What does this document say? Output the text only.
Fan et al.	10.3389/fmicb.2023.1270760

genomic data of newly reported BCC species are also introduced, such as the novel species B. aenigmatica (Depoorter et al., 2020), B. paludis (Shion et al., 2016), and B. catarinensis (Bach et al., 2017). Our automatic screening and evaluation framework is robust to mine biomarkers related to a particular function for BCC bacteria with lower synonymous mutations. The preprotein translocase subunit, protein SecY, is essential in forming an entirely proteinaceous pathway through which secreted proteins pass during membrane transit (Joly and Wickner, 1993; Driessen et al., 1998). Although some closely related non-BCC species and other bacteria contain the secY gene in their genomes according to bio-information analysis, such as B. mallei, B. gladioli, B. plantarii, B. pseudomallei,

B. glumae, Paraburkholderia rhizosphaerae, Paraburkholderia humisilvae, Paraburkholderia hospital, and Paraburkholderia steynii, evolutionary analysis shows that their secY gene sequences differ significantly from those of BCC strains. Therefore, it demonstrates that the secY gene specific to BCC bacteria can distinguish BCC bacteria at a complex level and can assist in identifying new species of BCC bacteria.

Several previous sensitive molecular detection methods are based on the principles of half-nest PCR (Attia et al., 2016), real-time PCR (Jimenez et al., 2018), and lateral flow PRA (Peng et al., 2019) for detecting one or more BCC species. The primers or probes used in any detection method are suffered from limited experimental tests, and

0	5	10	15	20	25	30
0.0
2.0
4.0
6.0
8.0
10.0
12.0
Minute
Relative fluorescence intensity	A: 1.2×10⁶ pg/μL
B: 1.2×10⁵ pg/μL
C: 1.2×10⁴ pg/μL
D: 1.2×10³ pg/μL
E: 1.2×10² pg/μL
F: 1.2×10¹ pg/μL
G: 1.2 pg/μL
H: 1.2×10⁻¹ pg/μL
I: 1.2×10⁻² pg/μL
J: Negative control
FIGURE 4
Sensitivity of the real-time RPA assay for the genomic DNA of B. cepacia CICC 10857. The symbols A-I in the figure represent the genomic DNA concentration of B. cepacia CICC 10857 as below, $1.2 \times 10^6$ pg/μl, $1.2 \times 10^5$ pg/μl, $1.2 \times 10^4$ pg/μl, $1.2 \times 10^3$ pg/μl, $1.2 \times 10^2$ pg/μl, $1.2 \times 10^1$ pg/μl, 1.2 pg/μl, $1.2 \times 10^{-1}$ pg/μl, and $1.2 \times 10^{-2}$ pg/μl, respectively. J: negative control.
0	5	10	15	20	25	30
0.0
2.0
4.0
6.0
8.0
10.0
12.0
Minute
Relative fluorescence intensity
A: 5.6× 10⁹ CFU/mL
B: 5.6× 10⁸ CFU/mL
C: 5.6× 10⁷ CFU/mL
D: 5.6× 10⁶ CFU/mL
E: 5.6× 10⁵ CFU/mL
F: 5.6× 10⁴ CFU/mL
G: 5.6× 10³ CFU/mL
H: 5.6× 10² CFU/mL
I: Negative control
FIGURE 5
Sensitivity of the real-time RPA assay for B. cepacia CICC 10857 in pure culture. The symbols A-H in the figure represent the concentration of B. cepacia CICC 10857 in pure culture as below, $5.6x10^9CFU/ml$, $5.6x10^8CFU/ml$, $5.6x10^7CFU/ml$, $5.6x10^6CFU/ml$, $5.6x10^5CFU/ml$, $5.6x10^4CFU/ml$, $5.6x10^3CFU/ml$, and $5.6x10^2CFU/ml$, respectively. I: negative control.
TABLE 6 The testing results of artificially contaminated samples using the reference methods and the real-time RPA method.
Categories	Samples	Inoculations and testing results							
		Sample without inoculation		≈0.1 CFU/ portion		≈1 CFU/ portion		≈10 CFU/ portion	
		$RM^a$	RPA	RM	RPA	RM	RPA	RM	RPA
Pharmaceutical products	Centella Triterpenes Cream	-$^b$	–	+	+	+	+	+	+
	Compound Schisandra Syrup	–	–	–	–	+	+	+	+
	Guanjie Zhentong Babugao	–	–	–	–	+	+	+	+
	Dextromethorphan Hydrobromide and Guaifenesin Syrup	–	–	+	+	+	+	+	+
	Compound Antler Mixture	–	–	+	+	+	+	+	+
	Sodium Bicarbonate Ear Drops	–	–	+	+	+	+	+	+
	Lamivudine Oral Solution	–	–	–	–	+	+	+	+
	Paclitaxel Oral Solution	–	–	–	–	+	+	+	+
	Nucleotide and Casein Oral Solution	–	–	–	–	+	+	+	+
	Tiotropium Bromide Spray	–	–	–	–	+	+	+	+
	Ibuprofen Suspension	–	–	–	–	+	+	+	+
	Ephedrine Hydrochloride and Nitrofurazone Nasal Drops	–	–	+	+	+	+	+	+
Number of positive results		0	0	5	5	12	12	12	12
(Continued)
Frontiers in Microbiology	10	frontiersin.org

WHAT YOU SHOULD DO:
Retype the listing above, exactly and in full.

TASK SOLUTION:
What does this document say? Output the text only.
Fan et al.	10.3389/fmicb.2023.1270760

genomic data of newly reported BCC species are also introduced, such as the novel species B. aenigmatica (Depoorter et al., 2020), B. paludis (Shion et al., 2016), and B. catarinensis (Bach et al., 2017). Our automatic screening and evaluation framework is robust to mine biomarkers related to a particular function for BCC bacteria with lower synonymous mutations. The preprotein translocase subunit, protein SecY, is essential in forming an entirely proteinaceous pathway through which secreted proteins pass during membrane transit (Joly and Wickner, 1993; Driessen et al., 1998). Although some closely related non-BCC species and other bacteria contain the secY gene in their genomes according to bio-information analysis, such as B. mallei, B. gladioli, B. plantarii, B. pseudomallei,

B. glumae, Paraburkholderia rhizosphaerae, Paraburkholderia humisilvae, Paraburkholderia hospital, and Paraburkholderia steynii, evolutionary analysis shows that their secY gene sequences differ significantly from those of BCC strains. Therefore, it demonstrates that the secY gene specific to BCC bacteria can distinguish BCC bacteria at a complex level and can assist in identifying new species of BCC bacteria.

Several previous sensitive molecular detection methods are based on the principles of half-nest PCR (Attia et al., 2016), real-time PCR (Jimenez et al., 2018), and lateral flow PRA (Peng et al., 2019) for detecting one or more BCC species. The primers or probes used in any detection method are suffered from limited experimental tests, and

0	5	10	15	20	25	30
0.0
2.0
4.0
6.0
8.0
10.0
12.0
Minute
Relative fluorescence intensity	A: 1.2×10⁶ pg/μL
B: 1.2×10⁵ pg/μL
C: 1.2×10⁴ pg/μL
D: 1.2×10³ pg/μL
E: 1.2×10² pg/μL
F: 1.2×10¹ pg/μL
G: 1.2 pg/μL
H: 1.2×10⁻¹ pg/μL
I: 1.2×10⁻² pg/μL
J: Negative control
FIGURE 4
Sensitivity of the real-time RPA assay for the genomic DNA of B. cepacia CICC 10857. The symbols A-I in the figure represent the genomic DNA concentration of B. cepacia CICC 10857 as below, $1.2 \times 10^6$ pg/μl, $1.2 \times 10^5$ pg/μl, $1.2 \times 10^4$ pg/μl, $1.2 \times 10^3$ pg/μl, $1.2 \times 10^2$ pg/μl, $1.2 \times 10^1$ pg/μl, 1.2 pg/μl, $1.2 \times 10^{-1}$ pg/μl, and $1.2 \times 10^{-2}$ pg/μl, respectively. J: negative control.
0	5	10	15	20	25	30
0.0
2.0
4.0
6.0
8.0
10.0
12.0
Minute
Relative fluorescence intensity
A: 5.6× 10⁹ CFU/mL
B: 5.6× 10⁸ CFU/mL
C: 5.6× 10⁷ CFU/mL
D: 5.6× 10⁶ CFU/mL
E: 5.6× 10⁵ CFU/mL
F: 5.6× 10⁴ CFU/mL
G: 5.6× 10³ CFU/mL
H: 5.6× 10² CFU/mL
I: Negative control
FIGURE 5
Sensitivity of the real-time RPA assay for B. cepacia CICC 10857 in pure culture. The symbols A-H in the figure represent the concentration of B. cepacia CICC 10857 in pure culture as below, $5.6x10^9CFU/ml$, $5.6x10^8CFU/ml$, $5.6x10^7CFU/ml$, $5.6x10^6CFU/ml$, $5.6x10^5CFU/ml$, $5.6x10^4CFU/ml$, $5.6x10^3CFU/ml$, and $5.6x10^2CFU/ml$, respectively. I: negative control.
TABLE 6 The testing results of artificially contaminated samples using the reference methods and the real-time RPA method.
Categories	Samples	Inoculations and testing results							
		Sample without inoculation		≈0.1 CFU/ portion		≈1 CFU/ portion		≈10 CFU/ portion	
		$RM^a$	RPA	RM	RPA	RM	RPA	RM	RPA
Pharmaceutical products	Centella Triterpenes Cream	-$^b$	–	+	+	+	+	+	+
	Compound Schisandra Syrup	–	–	–	–	+	+	+	+
	Guanjie Zhentong Babugao	–	–	–	–	+	+	+	+
	Dextromethorphan Hydrobromide and Guaifenesin Syrup	–	–	+	+	+	+	+	+
	Compound Antler Mixture	–	–	+	+	+	+	+	+
	Sodium Bicarbonate Ear Drops	–	–	+	+	+	+	+	+
	Lamivudine Oral Solution	–	–	–	–	+	+	+	+
	Paclitaxel Oral Solution	–	–	–	–	+	+	+	+
	Nucleotide and Casein Oral Solution	–	–	–	–	+	+	+	+
	Tiotropium Bromide Spray	–	–	–	–	+	+	+	+
	Ibuprofen Suspension	–	–	–	–	+	+	+	+
	Ephedrine Hydrochloride and Nitrofurazone Nasal Drops	–	–	+	+	+	+	+	+
Number of positive results		0	0	5	5	12	12	12	12
(Continued)
Frontiers in Microbiology	10	frontiersin.org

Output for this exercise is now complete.